■ **Description of the task**: Can you transcribe the data exactly? Leave the pictures out.

^^^^^^^^^^^^^^^^

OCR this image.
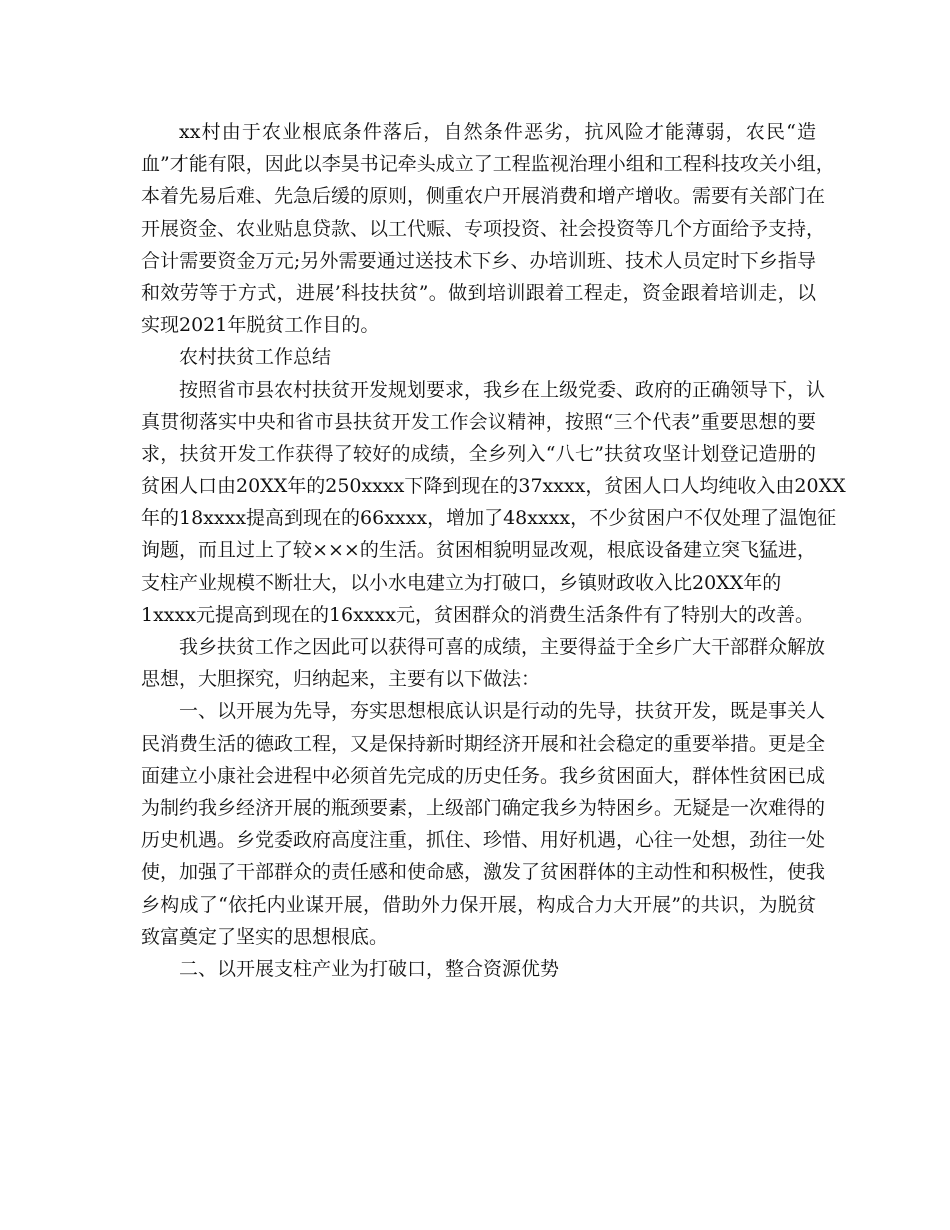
xx村由于农业根底条件落后，自然条件恶劣，抗风险才能薄弱，农民“造
血”才能有限，因此以李昊书记牵头成立了工程监视治理小组和工程科技攻关小组，
本着先易后难、先急后缓的原则，侧重农户开展消费和增产增收。需要有关部门在
开展资金、农业贴息贷款、以工代赈、专项投资、社会投资等几个方面给予支持，
合计需要资金万元;另外需要通过送技术下乡、办培训班、技术人员定时下乡指导
和效劳等于方式，进展’科技扶贫”。做到培训跟着工程走，资金跟着培训走，以
实现2021年脱贫工作目的。
农村扶贫工作总结
按照省市县农村扶贫开发规划要求，我乡在上级党委、政府的正确领导下，认
真贯彻落实中央和省市县扶贫开发工作会议精神，按照“三个代表”重要思想的要
求，扶贫开发工作获得了较好的成绩，全乡列入“八七”扶贫攻坚计划登记造册的
贫困人口由20XX年的250xxxx下降到现在的37xxxx，贫困人口人均纯收入由20XX
年的18xxxx提高到现在的66xxxx，增加了48xxxx，不少贫困户不仅处理了温饱征
询题，而且过上了较×××的生活。贫困相貌明显改观，根底设备建立突飞猛进，
支柱产业规模不断壮大，以小水电建立为打破口，乡镇财政收入比20XX年的
1xxxx元提高到现在的16xxxx元，贫困群众的消费生活条件有了特别大的改善。
我乡扶贫工作之因此可以获得可喜的成绩，主要得益于全乡广大干部群众解放
思想，大胆探究，归纳起来，主要有以下做法：
一、以开展为先导，夯实思想根底认识是行动的先导，扶贫开发，既是事关人
民消费生活的德政工程，又是保持新时期经济开展和社会稳定的重要举措。更是全
面建立小康社会进程中必须首先完成的历史任务。我乡贫困面大，群体性贫困已成
为制约我乡经济开展的瓶颈要素，上级部门确定我乡为特困乡。无疑是一次难得的
历史机遇。乡党委政府高度注重，抓住、珍惜、用好机遇，心往一处想，劲往一处
使，加强了干部群众的责任感和使命感，激发了贫困群体的主动性和积极性，使我
乡构成了“依托内业谋开展，借助外力保开展，构成合力大开展”的共识，为脱贫
致富奠定了坚实的思想根底。
二、以开展支柱产业为打破口，整合资源优势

^^^^^^^^^^^^^^^^

■ **Exercise result**:
OCR this image.
xx村由于农业根底条件落后，自然条件恶劣，抗风险才能薄弱，农民“造
血”才能有限，因此以李昊书记牵头成立了工程监视治理小组和工程科技攻关小组，
本着先易后难、先急后缓的原则，侧重农户开展消费和增产增收。需要有关部门在
开展资金、农业贴息贷款、以工代赈、专项投资、社会投资等几个方面给予支持，
合计需要资金万元;另外需要通过送技术下乡、办培训班、技术人员定时下乡指导
和效劳等于方式，进展’科技扶贫”。做到培训跟着工程走，资金跟着培训走，以
实现2021年脱贫工作目的。
农村扶贫工作总结
按照省市县农村扶贫开发规划要求，我乡在上级党委、政府的正确领导下，认
真贯彻落实中央和省市县扶贫开发工作会议精神，按照“三个代表”重要思想的要
求，扶贫开发工作获得了较好的成绩，全乡列入“八七”扶贫攻坚计划登记造册的
贫困人口由20XX年的250xxxx下降到现在的37xxxx，贫困人口人均纯收入由20XX
年的18xxxx提高到现在的66xxxx，增加了48xxxx，不少贫困户不仅处理了温饱征
询题，而且过上了较×××的生活。贫困相貌明显改观，根底设备建立突飞猛进，
支柱产业规模不断壮大，以小水电建立为打破口，乡镇财政收入比20XX年的
1xxxx元提高到现在的16xxxx元，贫困群众的消费生活条件有了特别大的改善。
我乡扶贫工作之因此可以获得可喜的成绩，主要得益于全乡广大干部群众解放
思想，大胆探究，归纳起来，主要有以下做法：
一、以开展为先导，夯实思想根底认识是行动的先导，扶贫开发，既是事关人
民消费生活的德政工程，又是保持新时期经济开展和社会稳定的重要举措。更是全
面建立小康社会进程中必须首先完成的历史任务。我乡贫困面大，群体性贫困已成
为制约我乡经济开展的瓶颈要素，上级部门确定我乡为特困乡。无疑是一次难得的
历史机遇。乡党委政府高度注重，抓住、珍惜、用好机遇，心往一处想，劲往一处
使，加强了干部群众的责任感和使命感，激发了贫困群体的主动性和积极性，使我
乡构成了“依托内业谋开展，借助外力保开展，构成合力大开展”的共识，为脱贫
致富奠定了坚实的思想根底。
二、以开展支柱产业为打破口，整合资源优势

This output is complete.